======== Task inputs ========

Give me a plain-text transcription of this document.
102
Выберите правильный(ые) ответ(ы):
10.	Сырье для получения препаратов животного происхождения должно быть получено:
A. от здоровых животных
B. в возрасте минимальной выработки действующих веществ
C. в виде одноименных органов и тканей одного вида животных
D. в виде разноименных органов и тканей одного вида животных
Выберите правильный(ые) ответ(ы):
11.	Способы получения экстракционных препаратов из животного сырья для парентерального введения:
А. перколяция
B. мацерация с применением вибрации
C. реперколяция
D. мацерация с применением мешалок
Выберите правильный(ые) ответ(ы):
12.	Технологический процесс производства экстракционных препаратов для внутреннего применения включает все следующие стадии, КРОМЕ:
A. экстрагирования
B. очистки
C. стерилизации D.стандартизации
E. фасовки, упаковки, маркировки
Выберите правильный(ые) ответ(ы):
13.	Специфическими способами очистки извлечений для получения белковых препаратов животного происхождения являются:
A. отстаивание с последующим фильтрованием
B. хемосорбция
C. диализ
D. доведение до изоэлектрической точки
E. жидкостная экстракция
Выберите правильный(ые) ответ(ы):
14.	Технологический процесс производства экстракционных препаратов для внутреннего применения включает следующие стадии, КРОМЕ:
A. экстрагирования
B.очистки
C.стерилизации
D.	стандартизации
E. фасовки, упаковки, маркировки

========

> **The exercise**
Output the entries verbatim.

> **Final answer**
Give me a plain-text transcription of this document.
102
Выберите правильный(ые) ответ(ы):
10.	Сырье для получения препаратов животного происхождения должно быть получено:
A. от здоровых животных
B. в возрасте минимальной выработки действующих веществ
C. в виде одноименных органов и тканей одного вида животных
D. в виде разноименных органов и тканей одного вида животных
Выберите правильный(ые) ответ(ы):
11.	Способы получения экстракционных препаратов из животного сырья для парентерального введения:
А. перколяция
B. мацерация с применением вибрации
C. реперколяция
D. мацерация с применением мешалок
Выберите правильный(ые) ответ(ы):
12.	Технологический процесс производства экстракционных препаратов для внутреннего применения включает все следующие стадии, КРОМЕ:
A. экстрагирования
B. очистки
C. стерилизации D.стандартизации
E. фасовки, упаковки, маркировки
Выберите правильный(ые) ответ(ы):
13.	Специфическими способами очистки извлечений для получения белковых препаратов животного происхождения являются:
A. отстаивание с последующим фильтрованием
B. хемосорбция
C. диализ
D. доведение до изоэлектрической точки
E. жидкостная экстракция
Выберите правильный(ые) ответ(ы):
14.	Технологический процесс производства экстракционных препаратов для внутреннего применения включает следующие стадии, КРОМЕ:
A. экстрагирования
B.очистки
C.стерилизации
D.	стандартизации
E. фасовки, упаковки, маркировки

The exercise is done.